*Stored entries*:
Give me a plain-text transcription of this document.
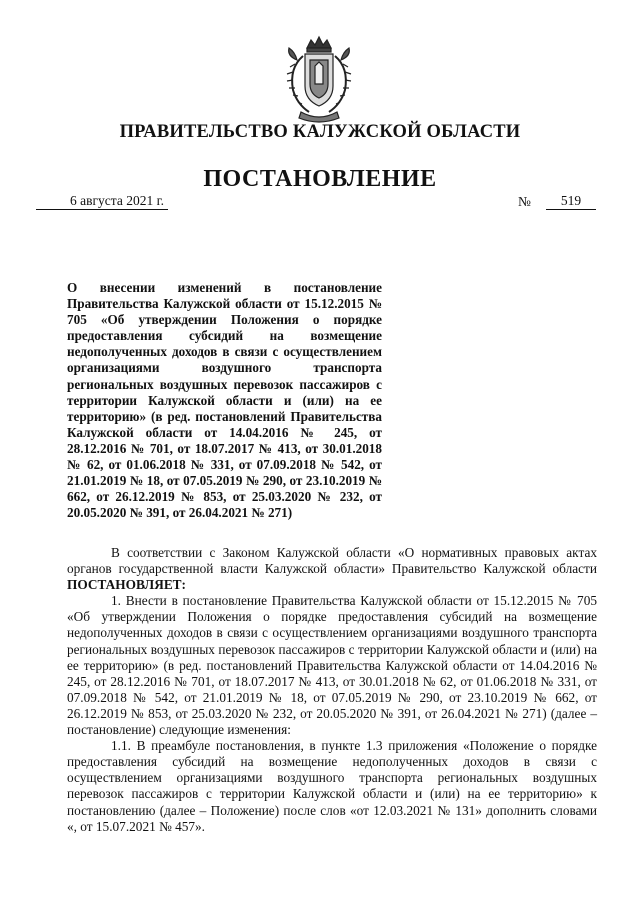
ПРАВИТЕЛЬСТВО КАЛУЖСКОЙ ОБЛАСТИ
ПОСТАНОВЛЕНИЕ
6 августа 2021 г.	№	519
О внесении изменений в постановление Правительства Калужской области от 15.12.2015 № 705 «Об утверждении Положения о порядке предоставления субсидий на возмещение недополученных доходов в связи с осуществлением организациями воздушного транспорта региональных воздушных перевозок пассажиров с территории Калужской области и (или) на ее территорию» (в ред. постановлений Правительства Калужской области от 14.04.2016 № 245, от 28.12.2016 № 701, от 18.07.2017 № 413, от 30.01.2018 № 62, от 01.06.2018 № 331, от 07.09.2018 № 542, от 21.01.2019 № 18, от 07.05.2019 № 290, от 23.10.2019 № 662, от 26.12.2019 № 853, от 25.03.2020 № 232, от 20.05.2020 № 391, от 26.04.2021 № 271)

В соответствии с Законом Калужской области «О нормативных правовых актах органов государственной власти Калужской области» Правительство Калужской области ПОСТАНОВЛЯЕТ:

1. Внести в постановление Правительства Калужской области от 15.12.2015 № 705 «Об утверждении Положения о порядке предоставления субсидий на возмещение недополученных доходов в связи с осуществлением организациями воздушного транспорта региональных воздушных перевозок пассажиров с территории Калужской области и (или) на ее территорию» (в ред. постановлений Правительства Калужской области от 14.04.2016 № 245, от 28.12.2016 № 701, от 18.07.2017 № 413, от 30.01.2018 № 62, от 01.06.2018 № 331, от 07.09.2018 № 542, от 21.01.2019 № 18, от 07.05.2019 № 290, от 23.10.2019 № 662, от 26.12.2019 № 853, от 25.03.2020 № 232, от 20.05.2020 № 391, от 26.04.2021 № 271) (далее – постановление) следующие изменения:

1.1. В преамбуле постановления, в пункте 1.3 приложения «Положение о порядке предоставления субсидий на возмещение недополученных доходов в связи с осуществлением организациями воздушного транспорта региональных воздушных перевозок пассажиров с территории Калужской области и (или) на ее территорию» к постановлению (далее – Положение) после слов «от 12.03.2021 № 131» дополнить словами «, от 15.07.2021 № 457».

*STATED EXERCISE*: Each record should be quoted exactly, with the images omitted.

*FINISHED ANSWER*:
Give me a plain-text transcription of this document.
ПРАВИТЕЛЬСТВО КАЛУЖСКОЙ ОБЛАСТИ
ПОСТАНОВЛЕНИЕ
6 августа 2021 г.	№	519
О внесении изменений в постановление Правительства Калужской области от 15.12.2015 № 705 «Об утверждении Положения о порядке предоставления субсидий на возмещение недополученных доходов в связи с осуществлением организациями воздушного транспорта региональных воздушных перевозок пассажиров с территории Калужской области и (или) на ее территорию» (в ред. постановлений Правительства Калужской области от 14.04.2016 № 245, от 28.12.2016 № 701, от 18.07.2017 № 413, от 30.01.2018 № 62, от 01.06.2018 № 331, от 07.09.2018 № 542, от 21.01.2019 № 18, от 07.05.2019 № 290, от 23.10.2019 № 662, от 26.12.2019 № 853, от 25.03.2020 № 232, от 20.05.2020 № 391, от 26.04.2021 № 271)

В соответствии с Законом Калужской области «О нормативных правовых актах органов государственной власти Калужской области» Правительство Калужской области ПОСТАНОВЛЯЕТ:

1. Внести в постановление Правительства Калужской области от 15.12.2015 № 705 «Об утверждении Положения о порядке предоставления субсидий на возмещение недополученных доходов в связи с осуществлением организациями воздушного транспорта региональных воздушных перевозок пассажиров с территории Калужской области и (или) на ее территорию» (в ред. постановлений Правительства Калужской области от 14.04.2016 № 245, от 28.12.2016 № 701, от 18.07.2017 № 413, от 30.01.2018 № 62, от 01.06.2018 № 331, от 07.09.2018 № 542, от 21.01.2019 № 18, от 07.05.2019 № 290, от 23.10.2019 № 662, от 26.12.2019 № 853, от 25.03.2020 № 232, от 20.05.2020 № 391, от 26.04.2021 № 271) (далее – постановление) следующие изменения:

1.1. В преамбуле постановления, в пункте 1.3 приложения «Положение о порядке предоставления субсидий на возмещение недополученных доходов в связи с осуществлением организациями воздушного транспорта региональных воздушных перевозок пассажиров с территории Калужской области и (или) на ее территорию» к постановлению (далее – Положение) после слов «от 12.03.2021 № 131» дополнить словами «, от 15.07.2021 № 457».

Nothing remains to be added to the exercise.